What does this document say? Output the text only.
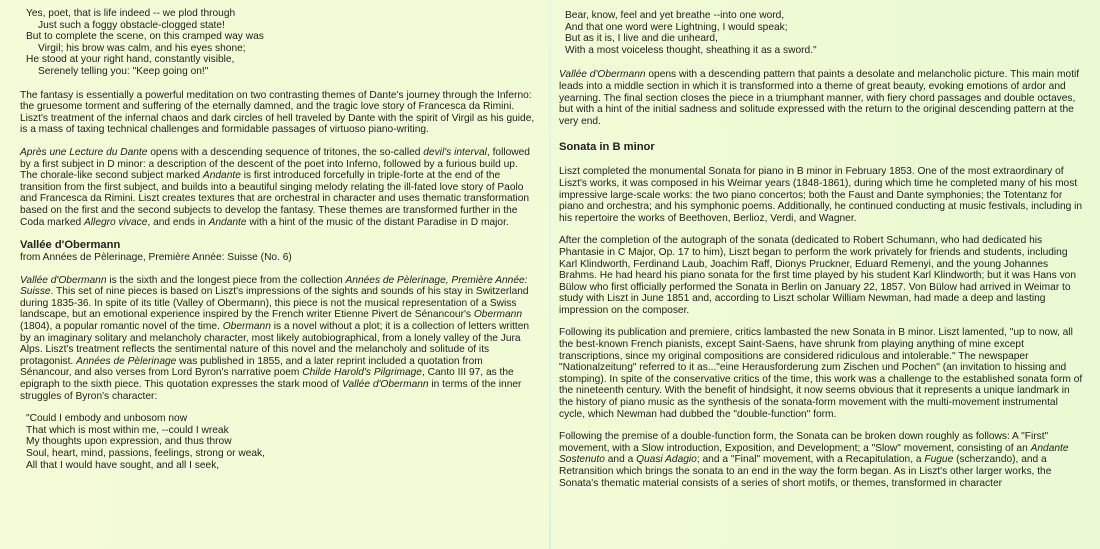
Yes, poet, that is life indeed -- we plod through
Just such a foggy obstacle-clogged state!
But to complete the scene, on this cramped way was
Virgil; his brow was calm, and his eyes shone;
He stood at your right hand, constantly visible,
Serenely telling you: "Keep going on!"

The fantasy is essentially a powerful meditation on two contrasting themes of Dante's journey through the Inferno: the gruesome torment and suffering of the eternally damned, and the tragic love story of Francesca da Rimini. Liszt's treatment of the infernal chaos and dark circles of hell traveled by Dante with the spirit of Virgil as his guide, is a mass of taxing technical challenges and formidable passages of virtuoso piano-writing.

Après une Lecture du Dante opens with a descending sequence of tritones, the so-called devil's interval, followed by a first subject in D minor: a description of the descent of the poet into Inferno, followed by a furious build up. The chorale-like second subject marked Andante is first introduced forcefully in triple-forte at the end of the transition from the first subject, and builds into a beautiful singing melody relating the ill-fated love story of Paolo and Francesca da Rimini. Liszt creates textures that are orchestral in character and uses thematic transformation based on the first and the second subjects to develop the fantasy. These themes are transformed further in the Coda marked Allegro vivace, and ends in Andante with a hint of the music of the distant Paradise in D major.

Vallée d'Obermann
from Années de Pèlerinage, Première Année: Suisse (No. 6)

Vallée d'Obermann is the sixth and the longest piece from the collection Années de Pèlerinage, Première Année: Suisse. This set of nine pieces is based on Liszt's impressions of the sights and sounds of his stay in Switzerland during 1835-36. In spite of its title (Valley of Obermann), this piece is not the musical representation of a Swiss landscape, but an emotional experience inspired by the French writer Etienne Pivert de Sénancour's Obermann (1804), a popular romantic novel of the time. Obermann is a novel without a plot; it is a collection of letters written by an imaginary solitary and melancholy character, most likely autobiographical, from a lonely valley of the Jura Alps. Liszt's treatment reflects the sentimental nature of this novel and the melancholy and solitude of its protagonist. Années de Pèlerinage was published in 1855, and a later reprint included a quotation from Sénancour, and also verses from Lord Byron's narrative poem Childe Harold's Pilgrimage, Canto III 97, as the epigraph to the sixth piece. This quotation expresses the stark mood of Vallée d'Obermann in terms of the inner struggles of Byron's character:

"Could I embody and unbosom now
That which is most within me, --could I wreak
My thoughts upon expression, and thus throw
Soul, heart, mind, passions, feelings, strong or weak,
All that I would have sought, and all I seek,
Bear, know, feel and yet breathe --into one word,
And that one word were Lightning, I would speak;
But as it is, I live and die unheard,
With a most voiceless thought, sheathing it as a sword."

Vallée d'Obermann opens with a descending pattern that paints a desolate and melancholic picture. This main motif leads into a middle section in which it is transformed into a theme of great beauty, evoking emotions of ardor and yearning. The final section closes the piece in a triumphant manner, with fiery chord passages and double octaves, but with a hint of the initial sadness and solitude expressed with the return to the original descending pattern at the very end.

Sonata in B minor

Liszt completed the monumental Sonata for piano in B minor in February 1853. One of the most extraordinary of Liszt's works, it was composed in his Weimar years (1848-1861), during which time he completed many of his most impressive large-scale works: the two piano concertos; both the Faust and Dante symphonies; the Totentanz for piano and orchestra; and his symphonic poems. Additionally, he continued conducting at music festivals, including in his repertoire the works of Beethoven, Berlioz, Verdi, and Wagner.

After the completion of the autograph of the sonata (dedicated to Robert Schumann, who had dedicated his Phantasie in C Major, Op. 17 to him), Liszt began to perform the work privately for friends and students, including Karl Klindworth, Ferdinand Laub, Joachim Raff, Dionys Pruckner, Eduard Remenyi, and the young Johannes Brahms. He had heard his piano sonata for the first time played by his student Karl Klindworth; but it was Hans von Bülow who first officially performed the Sonata in Berlin on January 22, 1857. Von Bülow had arrived in Weimar to study with Liszt in June 1851 and, according to Liszt scholar William Newman, had made a deep and lasting impression on the composer.

Following its publication and premiere, critics lambasted the new Sonata in B minor. Liszt lamented, "up to now, all the best-known French pianists, except Saint-Saens, have shrunk from playing anything of mine except transcriptions, since my original compositions are considered ridiculous and intolerable." The newspaper "Nationalzeitung" referred to it as..."eine Herausforderung zum Zischen und Pochen" (an invitation to hissing and stomping). In spite of the conservative critics of the time, this work was a challenge to the established sonata form of the nineteenth century. With the benefit of hindsight, it now seems obvious that it represents a unique landmark in the history of piano music as the synthesis of the sonata-form movement with the multi-movement instrumental cycle, which Newman had dubbed the "double-function" form.

Following the premise of a double-function form, the Sonata can be broken down roughly as follows: A "First" movement, with a Slow introduction, Exposition, and Development; a "Slow" movement, consisting of an Andante Sostenuto and a Quasi Adagio; and a "Final" movement, with a Recapitulation, a Fugue (scherzando), and a Retransition which brings the sonata to an end in the way the form began. As in Liszt's other larger works, the Sonata's thematic material consists of a series of short motifs, or themes, transformed in character
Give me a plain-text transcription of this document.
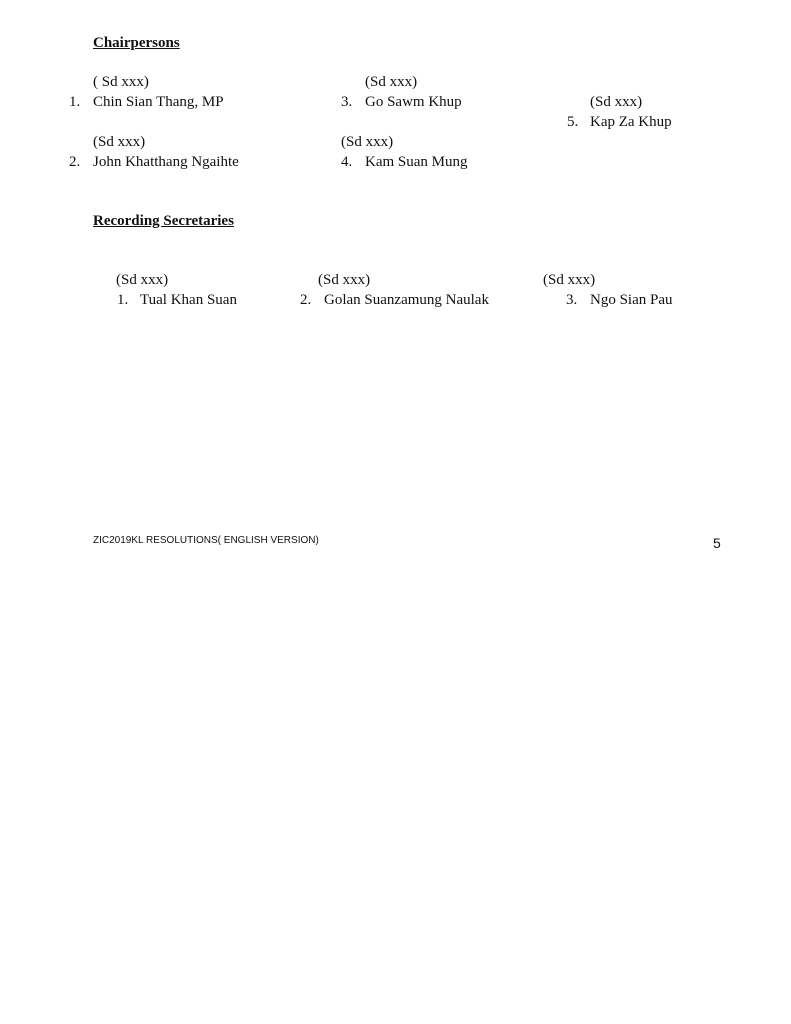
Chairpersons
( Sd xxx)
1. Chin Sian Thang, MP
(Sd xxx)
2. John Khatthang Ngaihte
(Sd xxx)
3. Go Sawm Khup
(Sd xxx)
4. Kam Suan Mung
(Sd xxx)
5. Kap Za Khup
Recording Secretaries
(Sd xxx)
1. Tual Khan Suan
(Sd xxx)
2. Golan Suanzamung Naulak
(Sd xxx)
3. Ngo Sian Pau
ZIC2019KL RESOLUTIONS( ENGLISH VERSION)	5
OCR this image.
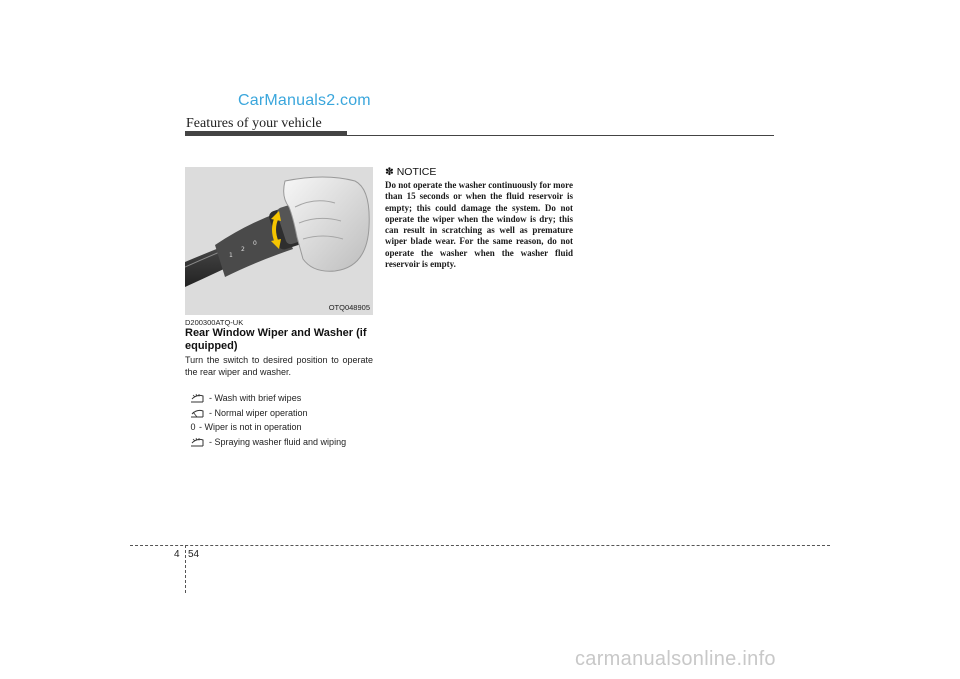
CarManuals2.com
Features of your vehicle
1
2
0
OTQ048905
D200300ATQ-UK
Rear Window Wiper and Washer (if equipped)
Turn the switch to desired position to operate the rear wiper and washer.
- Wash with brief wipes
- Normal wiper operation
0 - Wiper is not in operation
- Spraying washer fluid and wiping
✽ NOTICE
Do not operate the washer continuously for more than 15 seconds or when the fluid reservoir is empty; this could damage the system. Do not operate the wiper when the window is dry; this can result in scratching as well as premature wiper blade wear. For the same reason, do not operate the washer when the washer fluid reservoir is empty.
4 54
carmanualsonline.info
________
How many of the lines above hold "Années"? Answer with only the number.

_The result_: 2